--- start Supplied entries ---

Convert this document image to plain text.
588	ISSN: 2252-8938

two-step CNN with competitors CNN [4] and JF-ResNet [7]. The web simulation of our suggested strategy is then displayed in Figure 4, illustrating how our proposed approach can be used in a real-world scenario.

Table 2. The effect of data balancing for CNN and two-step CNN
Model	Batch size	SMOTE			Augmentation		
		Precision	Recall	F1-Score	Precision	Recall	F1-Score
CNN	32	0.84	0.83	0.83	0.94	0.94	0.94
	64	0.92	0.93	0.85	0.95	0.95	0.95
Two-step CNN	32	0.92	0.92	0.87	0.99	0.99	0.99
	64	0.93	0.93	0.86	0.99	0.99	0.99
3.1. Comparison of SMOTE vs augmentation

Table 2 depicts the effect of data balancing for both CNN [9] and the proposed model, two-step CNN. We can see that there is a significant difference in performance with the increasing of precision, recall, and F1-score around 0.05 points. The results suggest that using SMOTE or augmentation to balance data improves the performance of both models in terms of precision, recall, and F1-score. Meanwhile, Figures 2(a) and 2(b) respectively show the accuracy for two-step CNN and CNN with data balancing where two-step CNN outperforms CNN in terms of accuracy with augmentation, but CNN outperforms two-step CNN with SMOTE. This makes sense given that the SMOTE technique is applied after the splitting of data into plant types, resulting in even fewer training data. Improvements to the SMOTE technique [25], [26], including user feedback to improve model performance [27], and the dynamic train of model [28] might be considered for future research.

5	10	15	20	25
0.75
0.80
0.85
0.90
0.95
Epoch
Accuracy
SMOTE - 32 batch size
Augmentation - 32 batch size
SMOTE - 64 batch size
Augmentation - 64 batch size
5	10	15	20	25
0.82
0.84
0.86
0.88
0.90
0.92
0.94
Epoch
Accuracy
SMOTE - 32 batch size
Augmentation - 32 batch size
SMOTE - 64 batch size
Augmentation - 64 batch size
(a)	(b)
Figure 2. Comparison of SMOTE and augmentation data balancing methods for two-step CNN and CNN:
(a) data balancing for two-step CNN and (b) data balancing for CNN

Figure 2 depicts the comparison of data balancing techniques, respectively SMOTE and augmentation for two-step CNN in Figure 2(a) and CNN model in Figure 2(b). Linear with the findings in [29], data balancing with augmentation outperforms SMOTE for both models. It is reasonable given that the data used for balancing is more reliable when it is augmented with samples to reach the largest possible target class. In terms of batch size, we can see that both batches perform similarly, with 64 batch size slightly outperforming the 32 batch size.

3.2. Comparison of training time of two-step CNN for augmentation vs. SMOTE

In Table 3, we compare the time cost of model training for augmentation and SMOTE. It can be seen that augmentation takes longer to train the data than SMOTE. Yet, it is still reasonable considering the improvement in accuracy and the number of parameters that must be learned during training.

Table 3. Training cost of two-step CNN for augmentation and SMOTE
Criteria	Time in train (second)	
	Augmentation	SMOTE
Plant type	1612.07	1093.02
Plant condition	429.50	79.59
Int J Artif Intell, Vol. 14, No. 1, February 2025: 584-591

--- end Supplied entries ---

Written request
Write out all the lines again, exactly as they are.

Result of the task
Convert this document image to plain text.
588	ISSN: 2252-8938

two-step CNN with competitors CNN [4] and JF-ResNet [7]. The web simulation of our suggested strategy is then displayed in Figure 4, illustrating how our proposed approach can be used in a real-world scenario.

Table 2. The effect of data balancing for CNN and two-step CNN
Model	Batch size	SMOTE			Augmentation		
		Precision	Recall	F1-Score	Precision	Recall	F1-Score
CNN	32	0.84	0.83	0.83	0.94	0.94	0.94
	64	0.92	0.93	0.85	0.95	0.95	0.95
Two-step CNN	32	0.92	0.92	0.87	0.99	0.99	0.99
	64	0.93	0.93	0.86	0.99	0.99	0.99
3.1. Comparison of SMOTE vs augmentation

Table 2 depicts the effect of data balancing for both CNN [9] and the proposed model, two-step CNN. We can see that there is a significant difference in performance with the increasing of precision, recall, and F1-score around 0.05 points. The results suggest that using SMOTE or augmentation to balance data improves the performance of both models in terms of precision, recall, and F1-score. Meanwhile, Figures 2(a) and 2(b) respectively show the accuracy for two-step CNN and CNN with data balancing where two-step CNN outperforms CNN in terms of accuracy with augmentation, but CNN outperforms two-step CNN with SMOTE. This makes sense given that the SMOTE technique is applied after the splitting of data into plant types, resulting in even fewer training data. Improvements to the SMOTE technique [25], [26], including user feedback to improve model performance [27], and the dynamic train of model [28] might be considered for future research.

5	10	15	20	25
0.75
0.80
0.85
0.90
0.95
Epoch
Accuracy
SMOTE - 32 batch size
Augmentation - 32 batch size
SMOTE - 64 batch size
Augmentation - 64 batch size
5	10	15	20	25
0.82
0.84
0.86
0.88
0.90
0.92
0.94
Epoch
Accuracy
SMOTE - 32 batch size
Augmentation - 32 batch size
SMOTE - 64 batch size
Augmentation - 64 batch size
(a)	(b)
Figure 2. Comparison of SMOTE and augmentation data balancing methods for two-step CNN and CNN:
(a) data balancing for two-step CNN and (b) data balancing for CNN

Figure 2 depicts the comparison of data balancing techniques, respectively SMOTE and augmentation for two-step CNN in Figure 2(a) and CNN model in Figure 2(b). Linear with the findings in [29], data balancing with augmentation outperforms SMOTE for both models. It is reasonable given that the data used for balancing is more reliable when it is augmented with samples to reach the largest possible target class. In terms of batch size, we can see that both batches perform similarly, with 64 batch size slightly outperforming the 32 batch size.

3.2. Comparison of training time of two-step CNN for augmentation vs. SMOTE

In Table 3, we compare the time cost of model training for augmentation and SMOTE. It can be seen that augmentation takes longer to train the data than SMOTE. Yet, it is still reasonable considering the improvement in accuracy and the number of parameters that must be learned during training.

Table 3. Training cost of two-step CNN for augmentation and SMOTE
Criteria	Time in train (second)	
	Augmentation	SMOTE
Plant type	1612.07	1093.02
Plant condition	429.50	79.59
Int J Artif Intell, Vol. 14, No. 1, February 2025: 584-591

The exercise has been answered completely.